- REQUIREMENTS -
From the listing below, extract every line containing "color".
-=-=-=-=-
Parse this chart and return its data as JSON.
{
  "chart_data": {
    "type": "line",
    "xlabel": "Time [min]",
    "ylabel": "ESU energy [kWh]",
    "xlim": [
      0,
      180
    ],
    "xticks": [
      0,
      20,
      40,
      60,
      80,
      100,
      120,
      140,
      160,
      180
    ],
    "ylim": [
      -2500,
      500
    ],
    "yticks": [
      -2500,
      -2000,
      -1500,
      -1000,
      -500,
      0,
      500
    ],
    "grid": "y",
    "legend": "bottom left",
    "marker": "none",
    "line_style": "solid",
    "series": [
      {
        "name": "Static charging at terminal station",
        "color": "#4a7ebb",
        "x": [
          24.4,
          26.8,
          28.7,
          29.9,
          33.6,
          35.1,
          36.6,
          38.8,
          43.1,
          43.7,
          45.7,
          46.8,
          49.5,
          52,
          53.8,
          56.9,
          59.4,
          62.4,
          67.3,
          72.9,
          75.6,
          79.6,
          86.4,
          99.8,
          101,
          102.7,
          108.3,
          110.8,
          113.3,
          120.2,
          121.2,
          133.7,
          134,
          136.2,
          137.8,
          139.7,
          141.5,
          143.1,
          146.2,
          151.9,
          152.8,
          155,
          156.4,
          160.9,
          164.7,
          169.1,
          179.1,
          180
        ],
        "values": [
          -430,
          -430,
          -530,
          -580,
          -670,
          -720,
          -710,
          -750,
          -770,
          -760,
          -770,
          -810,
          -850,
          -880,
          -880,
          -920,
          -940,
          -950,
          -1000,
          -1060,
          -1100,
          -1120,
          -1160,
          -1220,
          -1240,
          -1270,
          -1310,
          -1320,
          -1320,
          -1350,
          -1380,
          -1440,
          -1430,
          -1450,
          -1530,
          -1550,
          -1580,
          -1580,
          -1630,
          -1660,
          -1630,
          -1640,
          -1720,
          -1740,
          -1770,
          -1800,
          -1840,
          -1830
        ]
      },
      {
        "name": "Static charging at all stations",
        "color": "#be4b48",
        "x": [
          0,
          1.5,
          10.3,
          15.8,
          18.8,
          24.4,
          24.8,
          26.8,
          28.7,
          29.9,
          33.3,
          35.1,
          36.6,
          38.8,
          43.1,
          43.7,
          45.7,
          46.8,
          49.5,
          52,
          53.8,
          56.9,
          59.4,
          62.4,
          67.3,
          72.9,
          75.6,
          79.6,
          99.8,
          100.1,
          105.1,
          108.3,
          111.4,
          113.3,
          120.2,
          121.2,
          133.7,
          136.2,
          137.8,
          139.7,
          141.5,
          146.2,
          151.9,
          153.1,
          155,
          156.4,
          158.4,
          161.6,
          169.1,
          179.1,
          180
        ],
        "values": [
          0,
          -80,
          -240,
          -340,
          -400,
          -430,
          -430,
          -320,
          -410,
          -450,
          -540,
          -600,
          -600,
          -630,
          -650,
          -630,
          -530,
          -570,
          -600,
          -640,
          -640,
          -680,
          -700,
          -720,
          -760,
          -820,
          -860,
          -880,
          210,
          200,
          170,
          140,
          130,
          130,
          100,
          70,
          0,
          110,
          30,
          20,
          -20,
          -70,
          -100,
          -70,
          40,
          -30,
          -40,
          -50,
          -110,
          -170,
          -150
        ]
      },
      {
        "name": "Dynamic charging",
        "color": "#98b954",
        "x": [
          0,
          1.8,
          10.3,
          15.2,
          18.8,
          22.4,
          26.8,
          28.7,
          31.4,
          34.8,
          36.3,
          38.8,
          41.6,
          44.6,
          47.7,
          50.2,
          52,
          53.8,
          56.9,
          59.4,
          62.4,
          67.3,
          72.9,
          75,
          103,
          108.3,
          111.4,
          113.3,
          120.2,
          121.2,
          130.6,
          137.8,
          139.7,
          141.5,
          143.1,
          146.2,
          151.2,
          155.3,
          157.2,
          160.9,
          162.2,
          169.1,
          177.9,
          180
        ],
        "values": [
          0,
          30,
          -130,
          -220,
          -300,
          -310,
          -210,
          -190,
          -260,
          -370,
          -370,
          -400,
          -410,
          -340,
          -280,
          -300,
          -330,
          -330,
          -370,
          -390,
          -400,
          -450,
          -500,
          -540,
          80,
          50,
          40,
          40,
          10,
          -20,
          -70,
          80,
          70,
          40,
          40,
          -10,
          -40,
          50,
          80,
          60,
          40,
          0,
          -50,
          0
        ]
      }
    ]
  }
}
-=-=-=-=-
- SOLUTION FOR THIS PROBLEM -
        "color": "#4a7ebb",
        "color": "#be4b48",
        "color": "#98b954",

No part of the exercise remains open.